Repeat each entry as written and leave the images out of the copy.

▶ _RECORDS PROVIDED_
>>>

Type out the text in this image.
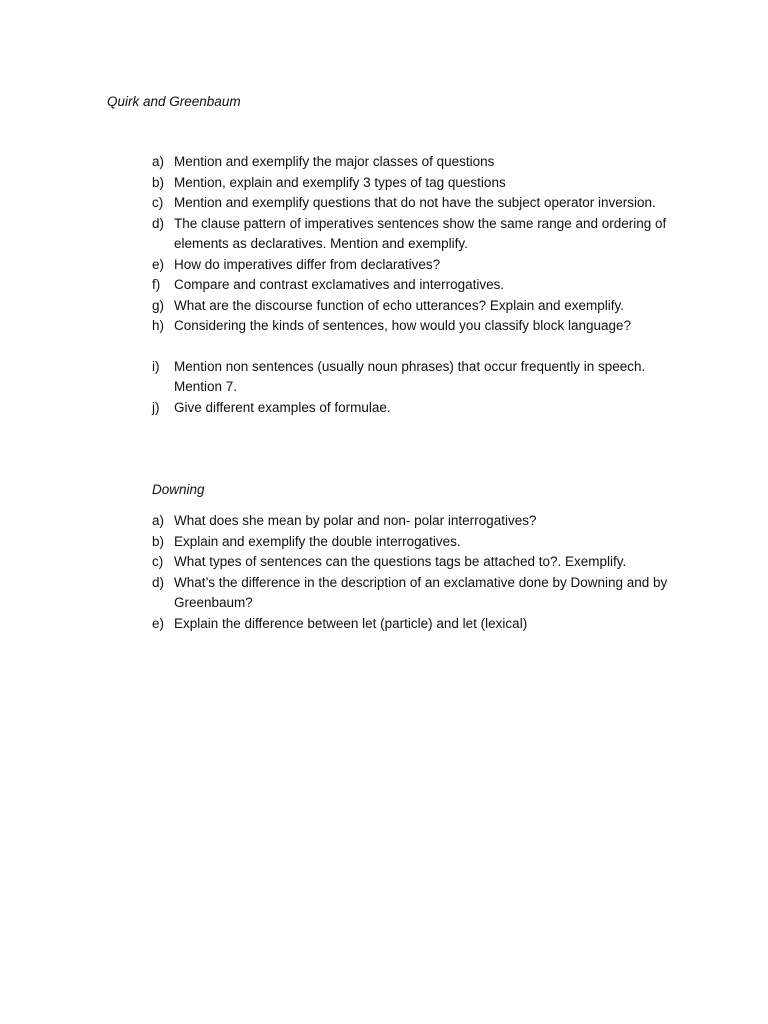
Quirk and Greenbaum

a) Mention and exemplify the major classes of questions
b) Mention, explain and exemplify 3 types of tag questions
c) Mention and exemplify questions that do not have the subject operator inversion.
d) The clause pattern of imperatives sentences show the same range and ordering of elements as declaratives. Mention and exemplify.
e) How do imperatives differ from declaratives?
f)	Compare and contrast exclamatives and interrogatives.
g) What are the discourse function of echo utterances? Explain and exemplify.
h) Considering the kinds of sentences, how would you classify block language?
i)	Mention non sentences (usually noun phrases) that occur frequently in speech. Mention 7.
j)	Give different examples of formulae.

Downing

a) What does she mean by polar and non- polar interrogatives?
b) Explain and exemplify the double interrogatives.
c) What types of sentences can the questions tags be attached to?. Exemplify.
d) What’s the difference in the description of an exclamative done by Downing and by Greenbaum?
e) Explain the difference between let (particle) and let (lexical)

<<<

▶ _WORKED ANSWER_
Type out the text in this image.
Quirk and Greenbaum

a) Mention and exemplify the major classes of questions
b) Mention, explain and exemplify 3 types of tag questions
c) Mention and exemplify questions that do not have the subject operator inversion.
d) The clause pattern of imperatives sentences show the same range and ordering of elements as declaratives. Mention and exemplify.
e) How do imperatives differ from declaratives?
f)	Compare and contrast exclamatives and interrogatives.
g) What are the discourse function of echo utterances? Explain and exemplify.
h) Considering the kinds of sentences, how would you classify block language?
i)	Mention non sentences (usually noun phrases) that occur frequently in speech. Mention 7.
j)	Give different examples of formulae.

Downing

a) What does she mean by polar and non- polar interrogatives?
b) Explain and exemplify the double interrogatives.
c) What types of sentences can the questions tags be attached to?. Exemplify.
d) What’s the difference in the description of an exclamative done by Downing and by Greenbaum?
e) Explain the difference between let (particle) and let (lexical)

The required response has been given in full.